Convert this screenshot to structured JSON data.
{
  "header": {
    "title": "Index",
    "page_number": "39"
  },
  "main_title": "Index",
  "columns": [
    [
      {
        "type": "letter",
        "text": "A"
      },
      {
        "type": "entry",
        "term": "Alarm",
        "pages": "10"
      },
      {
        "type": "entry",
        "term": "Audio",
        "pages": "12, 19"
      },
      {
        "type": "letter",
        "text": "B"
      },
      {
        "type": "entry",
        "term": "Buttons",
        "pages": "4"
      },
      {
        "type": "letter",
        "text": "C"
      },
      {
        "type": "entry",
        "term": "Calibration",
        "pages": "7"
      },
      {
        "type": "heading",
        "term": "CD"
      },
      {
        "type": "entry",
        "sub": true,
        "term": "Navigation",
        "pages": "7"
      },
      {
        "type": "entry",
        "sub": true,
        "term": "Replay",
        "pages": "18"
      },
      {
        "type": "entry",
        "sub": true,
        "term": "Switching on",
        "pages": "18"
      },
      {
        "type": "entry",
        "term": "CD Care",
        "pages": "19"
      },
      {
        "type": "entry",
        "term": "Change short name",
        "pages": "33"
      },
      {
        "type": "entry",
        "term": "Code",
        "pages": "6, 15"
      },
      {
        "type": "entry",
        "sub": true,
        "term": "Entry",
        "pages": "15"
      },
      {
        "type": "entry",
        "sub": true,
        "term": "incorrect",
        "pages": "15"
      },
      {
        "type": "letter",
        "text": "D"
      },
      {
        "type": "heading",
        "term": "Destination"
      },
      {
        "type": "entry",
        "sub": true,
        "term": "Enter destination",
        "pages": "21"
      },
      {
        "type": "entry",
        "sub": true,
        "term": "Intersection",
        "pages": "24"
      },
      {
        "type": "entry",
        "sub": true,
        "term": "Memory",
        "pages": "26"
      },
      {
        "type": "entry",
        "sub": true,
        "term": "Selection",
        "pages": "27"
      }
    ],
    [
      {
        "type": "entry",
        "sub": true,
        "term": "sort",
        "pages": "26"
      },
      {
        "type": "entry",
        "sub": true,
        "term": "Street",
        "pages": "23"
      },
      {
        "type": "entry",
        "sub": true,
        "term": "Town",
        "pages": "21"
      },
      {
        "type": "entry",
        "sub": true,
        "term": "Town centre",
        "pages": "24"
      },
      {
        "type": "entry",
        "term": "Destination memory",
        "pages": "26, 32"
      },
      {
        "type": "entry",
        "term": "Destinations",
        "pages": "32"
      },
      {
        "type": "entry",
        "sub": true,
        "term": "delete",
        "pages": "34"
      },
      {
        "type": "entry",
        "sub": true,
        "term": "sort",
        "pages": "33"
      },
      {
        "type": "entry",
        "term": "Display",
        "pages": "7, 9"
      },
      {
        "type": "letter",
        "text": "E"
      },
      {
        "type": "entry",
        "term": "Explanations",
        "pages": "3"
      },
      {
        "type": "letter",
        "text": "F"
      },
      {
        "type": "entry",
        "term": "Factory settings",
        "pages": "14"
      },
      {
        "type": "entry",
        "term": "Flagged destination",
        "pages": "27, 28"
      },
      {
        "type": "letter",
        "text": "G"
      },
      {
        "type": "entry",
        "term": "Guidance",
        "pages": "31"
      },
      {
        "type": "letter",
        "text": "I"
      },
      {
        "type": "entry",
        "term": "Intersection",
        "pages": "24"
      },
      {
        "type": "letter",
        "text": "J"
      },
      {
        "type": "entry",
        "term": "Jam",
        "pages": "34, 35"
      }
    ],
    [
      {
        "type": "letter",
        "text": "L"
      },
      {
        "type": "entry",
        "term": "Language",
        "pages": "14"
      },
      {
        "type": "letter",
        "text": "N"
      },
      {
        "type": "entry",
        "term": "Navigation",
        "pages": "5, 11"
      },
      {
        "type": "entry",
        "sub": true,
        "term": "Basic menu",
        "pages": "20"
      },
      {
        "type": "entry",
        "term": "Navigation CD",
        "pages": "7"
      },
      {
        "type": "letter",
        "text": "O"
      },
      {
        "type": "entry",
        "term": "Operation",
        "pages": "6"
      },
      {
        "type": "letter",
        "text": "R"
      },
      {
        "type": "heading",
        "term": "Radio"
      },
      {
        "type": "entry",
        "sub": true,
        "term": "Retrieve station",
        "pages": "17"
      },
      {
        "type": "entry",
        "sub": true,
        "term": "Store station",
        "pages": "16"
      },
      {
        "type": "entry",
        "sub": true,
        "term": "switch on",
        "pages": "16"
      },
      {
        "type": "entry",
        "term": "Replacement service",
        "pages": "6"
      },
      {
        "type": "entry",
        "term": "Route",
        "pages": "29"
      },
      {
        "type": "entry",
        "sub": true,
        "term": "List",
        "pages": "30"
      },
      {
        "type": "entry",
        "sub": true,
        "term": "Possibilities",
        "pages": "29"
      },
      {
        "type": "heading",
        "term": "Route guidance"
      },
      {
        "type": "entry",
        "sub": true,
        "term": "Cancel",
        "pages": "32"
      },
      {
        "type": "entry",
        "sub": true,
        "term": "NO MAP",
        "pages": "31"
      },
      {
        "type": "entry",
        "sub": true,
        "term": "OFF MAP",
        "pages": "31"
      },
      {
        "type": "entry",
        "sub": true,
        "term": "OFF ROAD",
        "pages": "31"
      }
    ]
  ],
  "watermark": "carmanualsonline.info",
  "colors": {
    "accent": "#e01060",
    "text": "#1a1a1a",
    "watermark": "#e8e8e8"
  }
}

····················

Return what is listed above, exactly and completely.

CORRECT RESULT:
Convert this screenshot to structured JSON data.
{
  "header": {
    "title": "Index",
    "page_number": "39"
  },
  "main_title": "Index",
  "columns": [
    [
      {
        "type": "letter",
        "text": "A"
      },
      {
        "type": "entry",
        "term": "Alarm",
        "pages": "10"
      },
      {
        "type": "entry",
        "term": "Audio",
        "pages": "12, 19"
      },
      {
        "type": "letter",
        "text": "B"
      },
      {
        "type": "entry",
        "term": "Buttons",
        "pages": "4"
      },
      {
        "type": "letter",
        "text": "C"
      },
      {
        "type": "entry",
        "term": "Calibration",
        "pages": "7"
      },
      {
        "type": "heading",
        "term": "CD"
      },
      {
        "type": "entry",
        "sub": true,
        "term": "Navigation",
        "pages": "7"
      },
      {
        "type": "entry",
        "sub": true,
        "term": "Replay",
        "pages": "18"
      },
      {
        "type": "entry",
        "sub": true,
        "term": "Switching on",
        "pages": "18"
      },
      {
        "type": "entry",
        "term": "CD Care",
        "pages": "19"
      },
      {
        "type": "entry",
        "term": "Change short name",
        "pages": "33"
      },
      {
        "type": "entry",
        "term": "Code",
        "pages": "6, 15"
      },
      {
        "type": "entry",
        "sub": true,
        "term": "Entry",
        "pages": "15"
      },
      {
        "type": "entry",
        "sub": true,
        "term": "incorrect",
        "pages": "15"
      },
      {
        "type": "letter",
        "text": "D"
      },
      {
        "type": "heading",
        "term": "Destination"
      },
      {
        "type": "entry",
        "sub": true,
        "term": "Enter destination",
        "pages": "21"
      },
      {
        "type": "entry",
        "sub": true,
        "term": "Intersection",
        "pages": "24"
      },
      {
        "type": "entry",
        "sub": true,
        "term": "Memory",
        "pages": "26"
      },
      {
        "type": "entry",
        "sub": true,
        "term": "Selection",
        "pages": "27"
      }
    ],
    [
      {
        "type": "entry",
        "sub": true,
        "term": "sort",
        "pages": "26"
      },
      {
        "type": "entry",
        "sub": true,
        "term": "Street",
        "pages": "23"
      },
      {
        "type": "entry",
        "sub": true,
        "term": "Town",
        "pages": "21"
      },
      {
        "type": "entry",
        "sub": true,
        "term": "Town centre",
        "pages": "24"
      },
      {
        "type": "entry",
        "term": "Destination memory",
        "pages": "26, 32"
      },
      {
        "type": "entry",
        "term": "Destinations",
        "pages": "32"
      },
      {
        "type": "entry",
        "sub": true,
        "term": "delete",
        "pages": "34"
      },
      {
        "type": "entry",
        "sub": true,
        "term": "sort",
        "pages": "33"
      },
      {
        "type": "entry",
        "term": "Display",
        "pages": "7, 9"
      },
      {
        "type": "letter",
        "text": "E"
      },
      {
        "type": "entry",
        "term": "Explanations",
        "pages": "3"
      },
      {
        "type": "letter",
        "text": "F"
      },
      {
        "type": "entry",
        "term": "Factory settings",
        "pages": "14"
      },
      {
        "type": "entry",
        "term": "Flagged destination",
        "pages": "27, 28"
      },
      {
        "type": "letter",
        "text": "G"
      },
      {
        "type": "entry",
        "term": "Guidance",
        "pages": "31"
      },
      {
        "type": "letter",
        "text": "I"
      },
      {
        "type": "entry",
        "term": "Intersection",
        "pages": "24"
      },
      {
        "type": "letter",
        "text": "J"
      },
      {
        "type": "entry",
        "term": "Jam",
        "pages": "34, 35"
      }
    ],
    [
      {
        "type": "letter",
        "text": "L"
      },
      {
        "type": "entry",
        "term": "Language",
        "pages": "14"
      },
      {
        "type": "letter",
        "text": "N"
      },
      {
        "type": "entry",
        "term": "Navigation",
        "pages": "5, 11"
      },
      {
        "type": "entry",
        "sub": true,
        "term": "Basic menu",
        "pages": "20"
      },
      {
        "type": "entry",
        "term": "Navigation CD",
        "pages": "7"
      },
      {
        "type": "letter",
        "text": "O"
      },
      {
        "type": "entry",
        "term": "Operation",
        "pages": "6"
      },
      {
        "type": "letter",
        "text": "R"
      },
      {
        "type": "heading",
        "term": "Radio"
      },
      {
        "type": "entry",
        "sub": true,
        "term": "Retrieve station",
        "pages": "17"
      },
      {
        "type": "entry",
        "sub": true,
        "term": "Store station",
        "pages": "16"
      },
      {
        "type": "entry",
        "sub": true,
        "term": "switch on",
        "pages": "16"
      },
      {
        "type": "entry",
        "term": "Replacement service",
        "pages": "6"
      },
      {
        "type": "entry",
        "term": "Route",
        "pages": "29"
      },
      {
        "type": "entry",
        "sub": true,
        "term": "List",
        "pages": "30"
      },
      {
        "type": "entry",
        "sub": true,
        "term": "Possibilities",
        "pages": "29"
      },
      {
        "type": "heading",
        "term": "Route guidance"
      },
      {
        "type": "entry",
        "sub": true,
        "term": "Cancel",
        "pages": "32"
      },
      {
        "type": "entry",
        "sub": true,
        "term": "NO MAP",
        "pages": "31"
      },
      {
        "type": "entry",
        "sub": true,
        "term": "OFF MAP",
        "pages": "31"
      },
      {
        "type": "entry",
        "sub": true,
        "term": "OFF ROAD",
        "pages": "31"
      }
    ]
  ],
  "watermark": "carmanualsonline.info",
  "colors": {
    "accent": "#e01060",
    "text": "#1a1a1a",
    "watermark": "#e8e8e8"
  }
}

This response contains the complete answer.